### What the task asks:
Extract every line from the records below that contains the word "students".

### Material supplied:
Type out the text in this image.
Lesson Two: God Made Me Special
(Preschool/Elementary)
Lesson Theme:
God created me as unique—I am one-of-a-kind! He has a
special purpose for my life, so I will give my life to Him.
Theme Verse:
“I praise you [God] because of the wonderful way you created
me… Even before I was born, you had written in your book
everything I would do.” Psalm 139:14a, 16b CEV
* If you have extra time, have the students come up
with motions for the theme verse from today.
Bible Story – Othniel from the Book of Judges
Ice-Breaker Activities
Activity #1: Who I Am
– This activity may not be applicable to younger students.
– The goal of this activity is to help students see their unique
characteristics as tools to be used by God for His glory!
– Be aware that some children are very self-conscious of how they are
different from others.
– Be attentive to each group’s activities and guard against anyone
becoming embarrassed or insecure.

### Result for this task:
* If you have extra time, have the students come up
– This activity may not be applicable to younger students.
– The goal of this activity is to help students see their unique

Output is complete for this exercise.